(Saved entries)
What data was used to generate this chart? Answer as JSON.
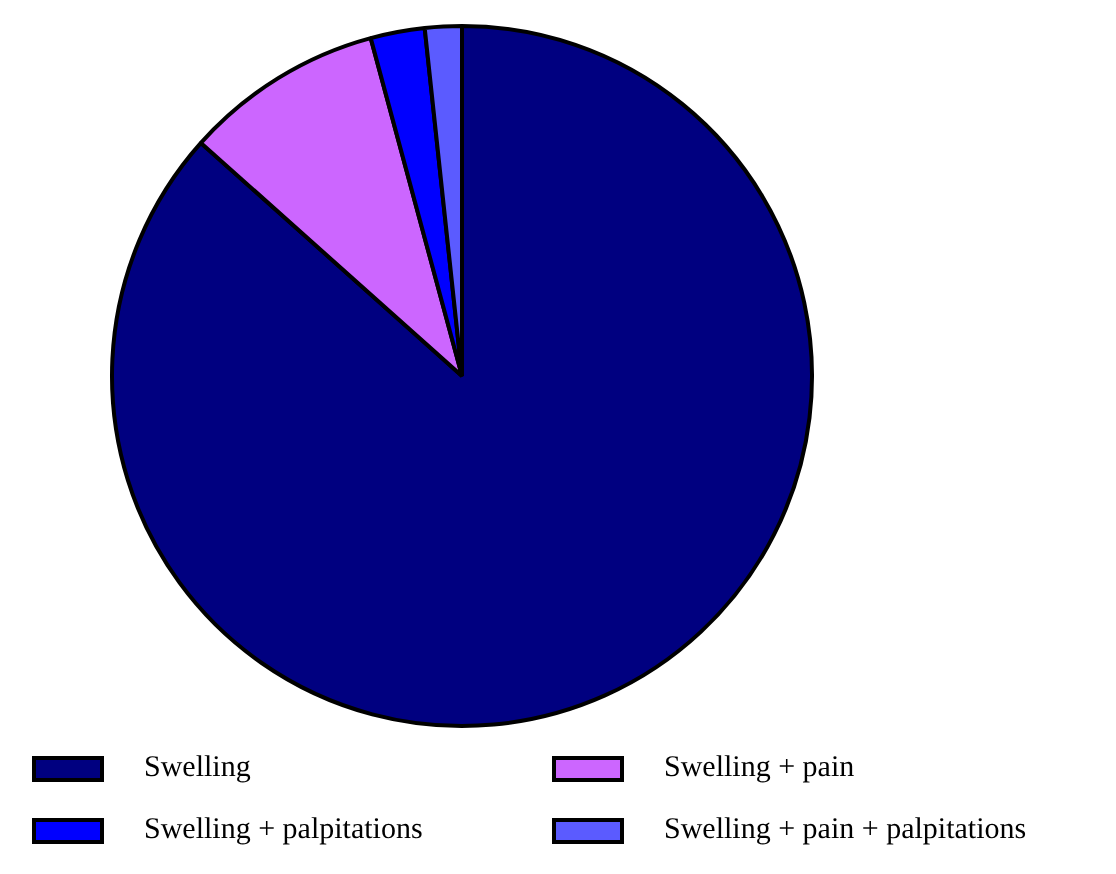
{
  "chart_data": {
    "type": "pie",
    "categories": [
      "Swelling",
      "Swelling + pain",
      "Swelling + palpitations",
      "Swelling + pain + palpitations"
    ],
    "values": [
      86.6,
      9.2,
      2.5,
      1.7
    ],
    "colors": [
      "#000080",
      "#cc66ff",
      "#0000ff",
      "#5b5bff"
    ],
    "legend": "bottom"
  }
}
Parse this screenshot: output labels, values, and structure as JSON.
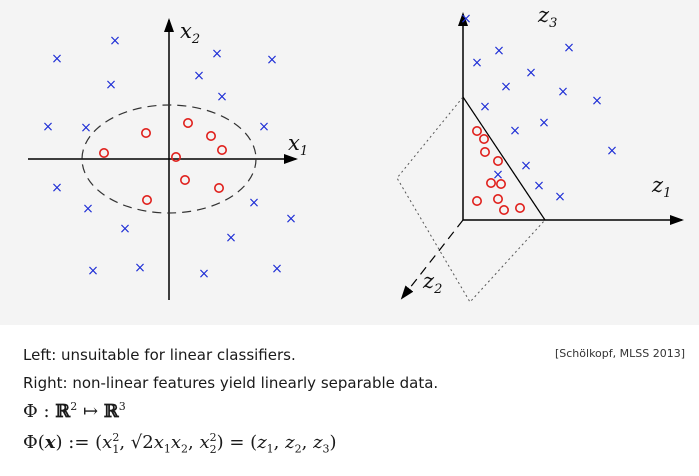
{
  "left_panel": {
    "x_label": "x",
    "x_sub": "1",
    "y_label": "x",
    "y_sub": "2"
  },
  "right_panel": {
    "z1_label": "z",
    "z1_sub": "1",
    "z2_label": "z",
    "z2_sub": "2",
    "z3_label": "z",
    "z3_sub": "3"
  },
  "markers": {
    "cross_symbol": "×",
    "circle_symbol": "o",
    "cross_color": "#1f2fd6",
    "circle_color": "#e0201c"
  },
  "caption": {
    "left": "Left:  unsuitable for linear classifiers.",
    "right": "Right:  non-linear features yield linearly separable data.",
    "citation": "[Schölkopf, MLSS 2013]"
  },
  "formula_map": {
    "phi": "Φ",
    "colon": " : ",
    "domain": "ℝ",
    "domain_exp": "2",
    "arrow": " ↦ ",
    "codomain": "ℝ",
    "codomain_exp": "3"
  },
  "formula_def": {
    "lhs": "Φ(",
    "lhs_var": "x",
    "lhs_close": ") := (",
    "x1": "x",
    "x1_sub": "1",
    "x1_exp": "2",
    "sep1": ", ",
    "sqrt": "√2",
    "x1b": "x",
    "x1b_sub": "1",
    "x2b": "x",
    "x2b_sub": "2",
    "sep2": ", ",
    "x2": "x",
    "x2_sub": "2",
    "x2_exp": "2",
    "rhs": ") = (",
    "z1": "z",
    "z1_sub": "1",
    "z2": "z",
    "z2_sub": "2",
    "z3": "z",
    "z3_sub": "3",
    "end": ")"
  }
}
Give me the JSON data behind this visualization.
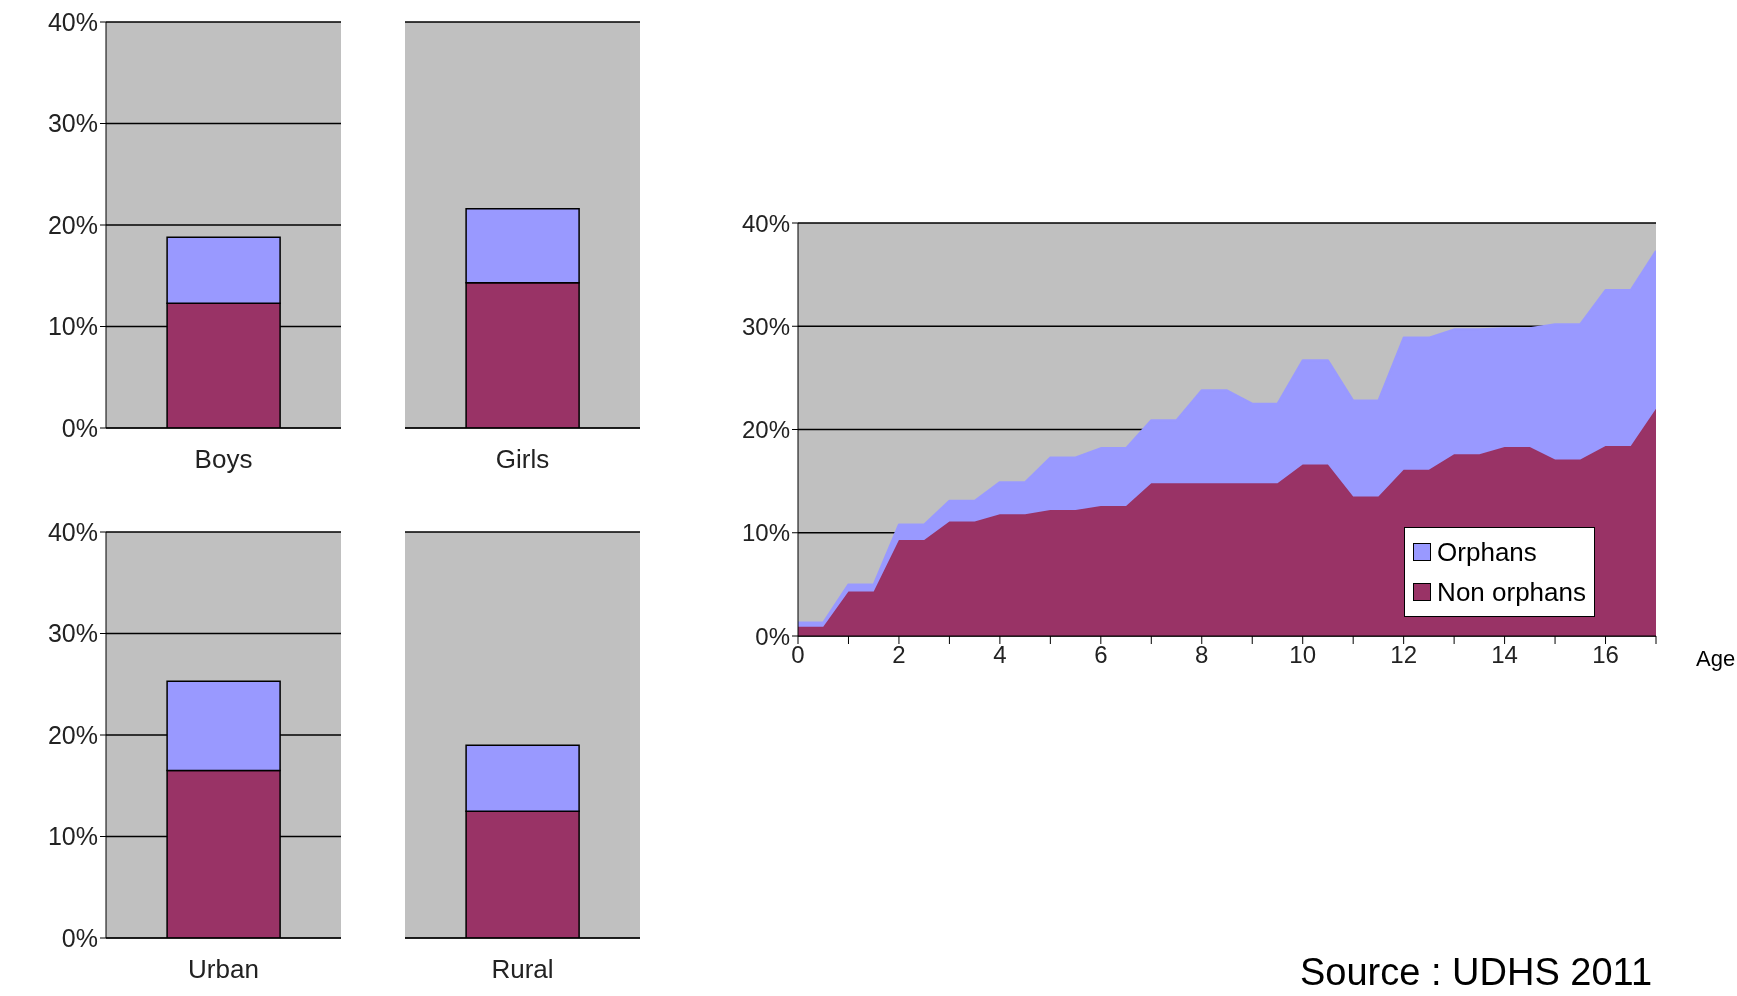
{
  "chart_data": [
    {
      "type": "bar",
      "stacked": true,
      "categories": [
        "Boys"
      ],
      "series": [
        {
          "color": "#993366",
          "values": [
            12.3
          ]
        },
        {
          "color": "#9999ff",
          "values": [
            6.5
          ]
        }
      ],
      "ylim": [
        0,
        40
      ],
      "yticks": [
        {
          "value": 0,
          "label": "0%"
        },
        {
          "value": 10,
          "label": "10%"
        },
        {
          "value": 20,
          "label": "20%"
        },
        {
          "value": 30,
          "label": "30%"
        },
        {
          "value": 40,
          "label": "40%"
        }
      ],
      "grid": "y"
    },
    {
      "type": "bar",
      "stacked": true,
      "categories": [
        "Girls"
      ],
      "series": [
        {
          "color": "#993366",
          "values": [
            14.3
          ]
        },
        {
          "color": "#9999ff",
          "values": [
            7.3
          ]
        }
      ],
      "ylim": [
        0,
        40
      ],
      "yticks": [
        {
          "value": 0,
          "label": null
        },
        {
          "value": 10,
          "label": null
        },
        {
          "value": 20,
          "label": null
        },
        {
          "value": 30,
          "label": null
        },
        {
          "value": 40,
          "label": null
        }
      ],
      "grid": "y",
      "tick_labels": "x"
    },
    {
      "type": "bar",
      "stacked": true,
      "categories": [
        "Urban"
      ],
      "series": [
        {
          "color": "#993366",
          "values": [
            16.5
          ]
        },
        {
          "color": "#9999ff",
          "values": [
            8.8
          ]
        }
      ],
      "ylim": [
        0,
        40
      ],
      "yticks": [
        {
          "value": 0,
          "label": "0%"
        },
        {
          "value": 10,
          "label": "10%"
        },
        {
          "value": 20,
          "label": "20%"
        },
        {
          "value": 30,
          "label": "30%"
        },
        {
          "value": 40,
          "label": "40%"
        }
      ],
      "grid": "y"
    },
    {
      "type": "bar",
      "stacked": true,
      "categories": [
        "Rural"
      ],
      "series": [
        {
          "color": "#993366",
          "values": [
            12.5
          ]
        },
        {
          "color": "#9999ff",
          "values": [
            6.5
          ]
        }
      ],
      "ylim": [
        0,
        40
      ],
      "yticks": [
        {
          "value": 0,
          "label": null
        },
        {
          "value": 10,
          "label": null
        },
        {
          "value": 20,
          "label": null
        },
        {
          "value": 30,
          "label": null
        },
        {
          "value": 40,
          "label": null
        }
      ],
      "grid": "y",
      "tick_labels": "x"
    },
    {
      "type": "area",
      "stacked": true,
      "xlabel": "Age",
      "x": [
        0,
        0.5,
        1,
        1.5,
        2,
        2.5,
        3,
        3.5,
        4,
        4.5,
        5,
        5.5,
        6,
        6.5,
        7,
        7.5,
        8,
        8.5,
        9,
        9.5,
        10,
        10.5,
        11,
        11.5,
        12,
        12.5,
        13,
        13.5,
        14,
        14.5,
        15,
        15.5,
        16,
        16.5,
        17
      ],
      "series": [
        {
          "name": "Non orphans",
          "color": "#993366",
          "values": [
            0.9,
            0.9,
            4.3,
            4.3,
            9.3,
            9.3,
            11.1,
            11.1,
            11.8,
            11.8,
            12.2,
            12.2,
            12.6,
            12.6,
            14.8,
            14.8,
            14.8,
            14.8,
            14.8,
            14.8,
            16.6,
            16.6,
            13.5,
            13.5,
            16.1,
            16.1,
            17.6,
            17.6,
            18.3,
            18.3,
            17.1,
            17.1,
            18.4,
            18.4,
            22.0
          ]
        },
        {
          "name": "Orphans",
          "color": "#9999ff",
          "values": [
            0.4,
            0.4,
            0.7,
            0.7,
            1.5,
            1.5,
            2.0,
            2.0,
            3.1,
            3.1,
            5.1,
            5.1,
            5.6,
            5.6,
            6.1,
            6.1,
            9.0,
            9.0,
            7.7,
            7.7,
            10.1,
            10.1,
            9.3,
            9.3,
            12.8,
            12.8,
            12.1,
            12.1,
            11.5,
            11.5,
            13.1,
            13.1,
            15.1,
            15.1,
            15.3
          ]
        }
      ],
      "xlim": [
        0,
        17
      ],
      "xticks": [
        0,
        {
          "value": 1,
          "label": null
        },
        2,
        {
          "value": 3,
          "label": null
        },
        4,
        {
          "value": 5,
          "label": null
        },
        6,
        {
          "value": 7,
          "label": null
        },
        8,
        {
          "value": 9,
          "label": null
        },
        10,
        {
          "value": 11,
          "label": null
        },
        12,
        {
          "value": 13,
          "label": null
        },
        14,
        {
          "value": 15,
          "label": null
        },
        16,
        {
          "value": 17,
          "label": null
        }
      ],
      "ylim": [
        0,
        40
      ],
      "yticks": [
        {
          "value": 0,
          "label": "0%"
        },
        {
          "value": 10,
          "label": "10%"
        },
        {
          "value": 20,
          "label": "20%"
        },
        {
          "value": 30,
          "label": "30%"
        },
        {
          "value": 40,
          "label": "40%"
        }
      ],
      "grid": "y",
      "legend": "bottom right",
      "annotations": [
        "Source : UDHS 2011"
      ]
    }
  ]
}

Short exercise = Give back the entries verbatim. Do not include any picture.

Worked solution =
What data was used to generate this chart? Answer as JSON.
{
  "chart_data": {
    "type": "pie",
    "categories": [
      "Swelling",
      "Swelling + pain",
      "Swelling + palpitations",
      "Swelling + pain + palpitations"
    ],
    "values": [
      86.6,
      9.2,
      2.5,
      1.7
    ],
    "colors": [
      "#000080",
      "#cc66ff",
      "#0000ff",
      "#5b5bff"
    ],
    "legend": "bottom"
  }
}
Parse this screenshot: output labels, values, and structure as JSON.
{
  "left_panel": {
    "x_label": "x",
    "x_sub": "1",
    "y_label": "x",
    "y_sub": "2"
  },
  "right_panel": {
    "z1_label": "z",
    "z1_sub": "1",
    "z2_label": "z",
    "z2_sub": "2",
    "z3_label": "z",
    "z3_sub": "3"
  },
  "markers": {
    "cross_symbol": "×",
    "circle_symbol": "o",
    "cross_color": "#1f2fd6",
    "circle_color": "#e0201c"
  },
  "caption": {
    "left": "Left:  unsuitable for linear classifiers.",
    "right": "Right:  non-linear features yield linearly separable data.",
    "citation": "[Schölkopf, MLSS 2013]"
  },
  "formula_map": {
    "phi": "Φ",
    "colon": " : ",
    "domain": "ℝ",
    "domain_exp": "2",
    "arrow": " ↦ ",
    "codomain": "ℝ",
    "codomain_exp": "3"
  },
  "formula_def": {
    "lhs": "Φ(",
    "lhs_var": "x",
    "lhs_close": ") := (",
    "x1": "x",
    "x1_sub": "1",
    "x1_exp": "2",
    "sep1": ", ",
    "sqrt": "√2",
    "x1b": "x",
    "x1b_sub": "1",
    "x2b": "x",
    "x2b_sub": "2",
    "sep2": ", ",
    "x2": "x",
    "x2_sub": "2",
    "x2_exp": "2",
    "rhs": ") = (",
    "z1": "z",
    "z1_sub": "1",
    "z2": "z",
    "z2_sub": "2",
    "z3": "z",
    "z3_sub": "3",
    "end": ")"
  }
}
Give me the JSON data behind this visualization.
{
  "chart_data": [
    {
      "type": "bar",
      "stacked": true,
      "categories": [
        "Boys"
      ],
      "series": [
        {
          "color": "#993366",
          "values": [
            12.3
          ]
        },
        {
          "color": "#9999ff",
          "values": [
            6.5
          ]
        }
      ],
      "ylim": [
        0,
        40
      ],
      "yticks": [
        {
          "value": 0,
          "label": "0%"
        },
        {
          "value": 10,
          "label": "10%"
        },
        {
          "value": 20,
          "label": "20%"
        },
        {
          "value": 30,
          "label": "30%"
        },
        {
          "value": 40,
          "label": "40%"
        }
      ],
      "grid": "y"
    },
    {
      "type": "bar",
      "stacked": true,
      "categories": [
        "Girls"
      ],
      "series": [
        {
          "color": "#993366",
          "values": [
            14.3
          ]
        },
        {
          "color": "#9999ff",
          "values": [
            7.3
          ]
        }
      ],
      "ylim": [
        0,
        40
      ],
      "yticks": [
        {
          "value": 0,
          "label": null
        },
        {
          "value": 10,
          "label": null
        },
        {
          "value": 20,
          "label": null
        },
        {
          "value": 30,
          "label": null
        },
        {
          "value": 40,
          "label": null
        }
      ],
      "grid": "y",
      "tick_labels": "x"
    },
    {
      "type": "bar",
      "stacked": true,
      "categories": [
        "Urban"
      ],
      "series": [
        {
          "color": "#993366",
          "values": [
            16.5
          ]
        },
        {
          "color": "#9999ff",
          "values": [
            8.8
          ]
        }
      ],
      "ylim": [
        0,
        40
      ],
      "yticks": [
        {
          "value": 0,
          "label": "0%"
        },
        {
          "value": 10,
          "label": "10%"
        },
        {
          "value": 20,
          "label": "20%"
        },
        {
          "value": 30,
          "label": "30%"
        },
        {
          "value": 40,
          "label": "40%"
        }
      ],
      "grid": "y"
    },
    {
      "type": "bar",
      "stacked": true,
      "categories": [
        "Rural"
      ],
      "series": [
        {
          "color": "#993366",
          "values": [
            12.5
          ]
        },
        {
          "color": "#9999ff",
          "values": [
            6.5
          ]
        }
      ],
      "ylim": [
        0,
        40
      ],
      "yticks": [
        {
          "value": 0,
          "label": null
        },
        {
          "value": 10,
          "label": null
        },
        {
          "value": 20,
          "label": null
        },
        {
          "value": 30,
          "label": null
        },
        {
          "value": 40,
          "label": null
        }
      ],
      "grid": "y",
      "tick_labels": "x"
    },
    {
      "type": "area",
      "stacked": true,
      "xlabel": "Age",
      "x": [
        0,
        0.5,
        1,
        1.5,
        2,
        2.5,
        3,
        3.5,
        4,
        4.5,
        5,
        5.5,
        6,
        6.5,
        7,
        7.5,
        8,
        8.5,
        9,
        9.5,
        10,
        10.5,
        11,
        11.5,
        12,
        12.5,
        13,
        13.5,
        14,
        14.5,
        15,
        15.5,
        16,
        16.5,
        17
      ],
      "series": [
        {
          "name": "Non orphans",
          "color": "#993366",
          "values": [
            0.9,
            0.9,
            4.3,
            4.3,
            9.3,
            9.3,
            11.1,
            11.1,
            11.8,
            11.8,
            12.2,
            12.2,
            12.6,
            12.6,
            14.8,
            14.8,
            14.8,
            14.8,
            14.8,
            14.8,
            16.6,
            16.6,
            13.5,
            13.5,
            16.1,
            16.1,
            17.6,
            17.6,
            18.3,
            18.3,
            17.1,
            17.1,
            18.4,
            18.4,
            22.0
          ]
        },
        {
          "name": "Orphans",
          "color": "#9999ff",
          "values": [
            0.4,
            0.4,
            0.7,
            0.7,
            1.5,
            1.5,
            2.0,
            2.0,
            3.1,
            3.1,
            5.1,
            5.1,
            5.6,
            5.6,
            6.1,
            6.1,
            9.0,
            9.0,
            7.7,
            7.7,
            10.1,
            10.1,
            9.3,
            9.3,
            12.8,
            12.8,
            12.1,
            12.1,
            11.5,
            11.5,
            13.1,
            13.1,
            15.1,
            15.1,
            15.3
          ]
        }
      ],
      "xlim": [
        0,
        17
      ],
      "xticks": [
        0,
        {
          "value": 1,
          "label": null
        },
        2,
        {
          "value": 3,
          "label": null
        },
        4,
        {
          "value": 5,
          "label": null
        },
        6,
        {
          "value": 7,
          "label": null
        },
        8,
        {
          "value": 9,
          "label": null
        },
        10,
        {
          "value": 11,
          "label": null
        },
        12,
        {
          "value": 13,
          "label": null
        },
        14,
        {
          "value": 15,
          "label": null
        },
        16,
        {
          "value": 17,
          "label": null
        }
      ],
      "ylim": [
        0,
        40
      ],
      "yticks": [
        {
          "value": 0,
          "label": "0%"
        },
        {
          "value": 10,
          "label": "10%"
        },
        {
          "value": 20,
          "label": "20%"
        },
        {
          "value": 30,
          "label": "30%"
        },
        {
          "value": 40,
          "label": "40%"
        }
      ],
      "grid": "y",
      "legend": "bottom right",
      "annotations": [
        "Source : UDHS 2011"
      ]
    }
  ]
}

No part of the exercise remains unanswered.